[start of TASK INPUTS]
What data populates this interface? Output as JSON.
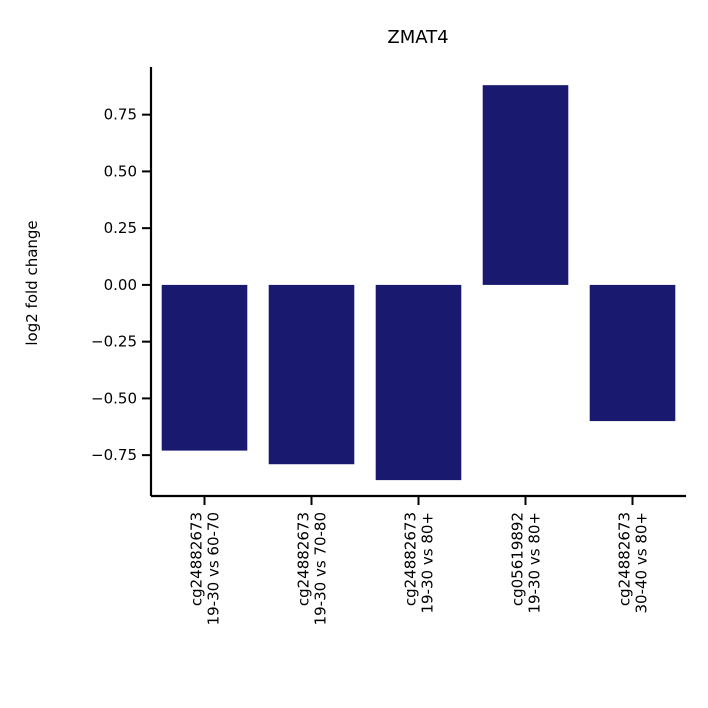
{
  "chart_data": {
    "type": "bar",
    "title": "ZMAT4",
    "xlabel": "",
    "ylabel": "log2 fold change",
    "categories": [
      [
        "cg24882673",
        "19-30 vs 60-70"
      ],
      [
        "cg24882673",
        "19-30 vs 70-80"
      ],
      [
        "cg24882673",
        "19-30 vs 80+"
      ],
      [
        "cg05619892",
        "19-30 vs 80+"
      ],
      [
        "cg24882673",
        "30-40 vs 80+"
      ]
    ],
    "values": [
      -0.73,
      -0.79,
      -0.86,
      0.88,
      -0.6
    ],
    "ylim": [
      -0.93,
      0.96
    ],
    "yticks": [
      0.75,
      0.5,
      0.25,
      0.0,
      -0.25,
      -0.5,
      -0.75
    ],
    "ytick_labels": [
      "0.75",
      "0.50",
      "0.25",
      "0.00",
      "−0.25",
      "−0.50",
      "−0.75"
    ],
    "bar_color": "#191970",
    "grid": false
  }
}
[end of TASK INPUTS]
→ PROBLEM DETAILS:
Print each line of the material above exactly, with the pictures removed from your copy.

→ EXPECTED OUTPUT:
What data populates this interface? Output as JSON.
{
  "chart_data": {
    "type": "bar",
    "title": "ZMAT4",
    "xlabel": "",
    "ylabel": "log2 fold change",
    "categories": [
      [
        "cg24882673",
        "19-30 vs 60-70"
      ],
      [
        "cg24882673",
        "19-30 vs 70-80"
      ],
      [
        "cg24882673",
        "19-30 vs 80+"
      ],
      [
        "cg05619892",
        "19-30 vs 80+"
      ],
      [
        "cg24882673",
        "30-40 vs 80+"
      ]
    ],
    "values": [
      -0.73,
      -0.79,
      -0.86,
      0.88,
      -0.6
    ],
    "ylim": [
      -0.93,
      0.96
    ],
    "yticks": [
      0.75,
      0.5,
      0.25,
      0.0,
      -0.25,
      -0.5,
      -0.75
    ],
    "ytick_labels": [
      "0.75",
      "0.50",
      "0.25",
      "0.00",
      "−0.25",
      "−0.50",
      "−0.75"
    ],
    "bar_color": "#191970",
    "grid": false
  }
}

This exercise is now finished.